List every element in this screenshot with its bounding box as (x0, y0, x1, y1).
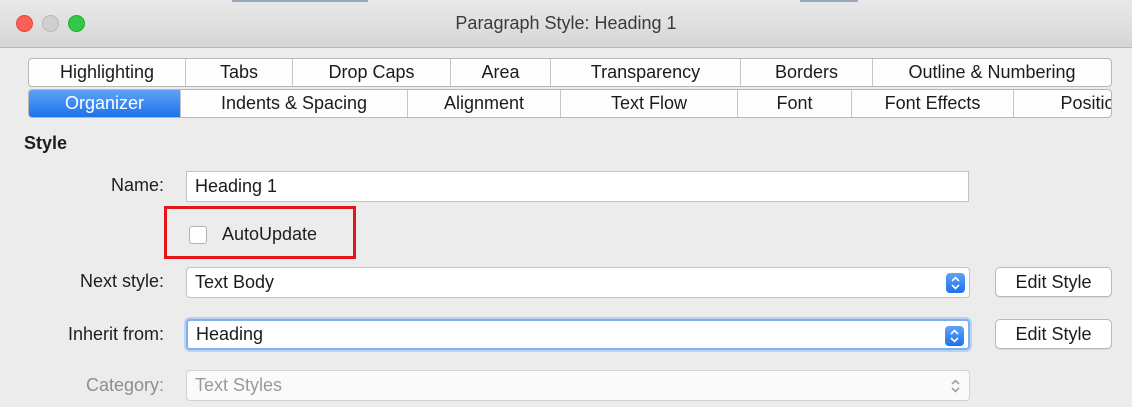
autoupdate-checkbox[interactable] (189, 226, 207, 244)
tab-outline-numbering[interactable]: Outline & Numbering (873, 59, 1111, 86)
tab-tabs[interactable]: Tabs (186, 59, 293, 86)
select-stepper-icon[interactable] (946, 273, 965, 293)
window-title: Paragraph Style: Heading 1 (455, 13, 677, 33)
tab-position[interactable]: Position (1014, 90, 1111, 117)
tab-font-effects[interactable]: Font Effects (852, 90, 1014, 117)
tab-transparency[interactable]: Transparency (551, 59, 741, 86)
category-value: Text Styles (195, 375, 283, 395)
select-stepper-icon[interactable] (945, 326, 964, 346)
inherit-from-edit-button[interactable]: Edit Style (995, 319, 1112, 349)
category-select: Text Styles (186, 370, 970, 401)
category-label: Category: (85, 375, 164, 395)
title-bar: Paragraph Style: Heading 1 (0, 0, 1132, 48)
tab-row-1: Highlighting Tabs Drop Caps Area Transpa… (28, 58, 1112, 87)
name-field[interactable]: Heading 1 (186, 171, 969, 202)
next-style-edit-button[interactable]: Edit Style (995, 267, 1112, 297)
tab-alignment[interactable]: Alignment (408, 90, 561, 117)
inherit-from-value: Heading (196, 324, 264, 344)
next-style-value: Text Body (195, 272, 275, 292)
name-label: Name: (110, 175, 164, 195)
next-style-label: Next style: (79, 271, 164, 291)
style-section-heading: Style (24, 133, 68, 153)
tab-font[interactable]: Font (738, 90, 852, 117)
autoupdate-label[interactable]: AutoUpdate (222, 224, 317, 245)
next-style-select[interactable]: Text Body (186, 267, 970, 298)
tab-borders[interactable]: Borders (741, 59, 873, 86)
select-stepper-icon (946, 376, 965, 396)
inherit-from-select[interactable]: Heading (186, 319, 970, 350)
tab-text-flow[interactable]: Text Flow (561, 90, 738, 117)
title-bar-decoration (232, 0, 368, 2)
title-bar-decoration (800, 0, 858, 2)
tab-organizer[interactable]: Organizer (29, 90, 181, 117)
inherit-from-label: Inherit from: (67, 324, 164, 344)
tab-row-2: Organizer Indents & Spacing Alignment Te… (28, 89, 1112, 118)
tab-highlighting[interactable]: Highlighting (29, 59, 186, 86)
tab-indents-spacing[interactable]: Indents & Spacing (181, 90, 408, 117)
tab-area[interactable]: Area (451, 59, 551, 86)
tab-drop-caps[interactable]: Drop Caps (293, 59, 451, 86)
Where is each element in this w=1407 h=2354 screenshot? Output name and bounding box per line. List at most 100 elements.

* _Directive_:
Convert every line of the records above into a numbered list, omitting blank lines and leaving out the pictures.

* _Response to this exercise_:
1. List every element in this screenshot with its bounding box as (x0, y0, x1, y1).
2. autoupdate-checkbox[interactable] (189, 226, 207, 244)
3. tab-outline-numbering[interactable]: Outline & Numbering (873, 59, 1111, 86)
4. tab-tabs[interactable]: Tabs (186, 59, 293, 86)
5. select-stepper-icon[interactable] (946, 273, 965, 293)
6. window-title: Paragraph Style: Heading 1 (455, 13, 677, 33)
7. tab-position[interactable]: Position (1014, 90, 1111, 117)
8. tab-font-effects[interactable]: Font Effects (852, 90, 1014, 117)
9. tab-transparency[interactable]: Transparency (551, 59, 741, 86)
10. category-value: Text Styles (195, 375, 283, 395)
11. select-stepper-icon[interactable] (945, 326, 964, 346)
12. inherit-from-edit-button[interactable]: Edit Style (995, 319, 1112, 349)
13. category-select: Text Styles (186, 370, 970, 401)
14. category-label: Category: (85, 375, 164, 395)
15. title-bar: Paragraph Style: Heading 1 (0, 0, 1132, 48)
16. tab-row-1: Highlighting Tabs Drop Caps Area Transpa… (28, 58, 1112, 87)
17. name-field[interactable]: Heading 1 (186, 171, 969, 202)
18. next-style-edit-button[interactable]: Edit Style (995, 267, 1112, 297)
19. tab-alignment[interactable]: Alignment (408, 90, 561, 117)
20. inherit-from-value: Heading (196, 324, 264, 344)
21. next-style-value: Text Body (195, 272, 275, 292)
22. name-label: Name: (110, 175, 164, 195)
23. next-style-label: Next style: (79, 271, 164, 291)
24. style-section-heading: Style (24, 133, 68, 153)
25. tab-font[interactable]: Font (738, 90, 852, 117)
26. autoupdate-label[interactable]: AutoUpdate (222, 224, 317, 245)
27. next-style-select[interactable]: Text Body (186, 267, 970, 298)
28. tab-borders[interactable]: Borders (741, 59, 873, 86)
29. select-stepper-icon (946, 376, 965, 396)
30. inherit-from-select[interactable]: Heading (186, 319, 970, 350)
31. tab-text-flow[interactable]: Text Flow (561, 90, 738, 117)
32. title-bar-decoration (232, 0, 368, 2)
33. title-bar-decoration (800, 0, 858, 2)
34. tab-organizer[interactable]: Organizer (29, 90, 181, 117)
35. inherit-from-label: Inherit from: (67, 324, 164, 344)
36. tab-row-2: Organizer Indents & Spacing Alignment Te… (28, 89, 1112, 118)
37. tab-highlighting[interactable]: Highlighting (29, 59, 186, 86)
38. tab-indents-spacing[interactable]: Indents & Spacing (181, 90, 408, 117)
39. tab-area[interactable]: Area (451, 59, 551, 86)
40. tab-drop-caps[interactable]: Drop Caps (293, 59, 451, 86)
41. Where is each element in this w=1407 h=2354 screenshot? Output name and bounding box per line. List at most 100 elements.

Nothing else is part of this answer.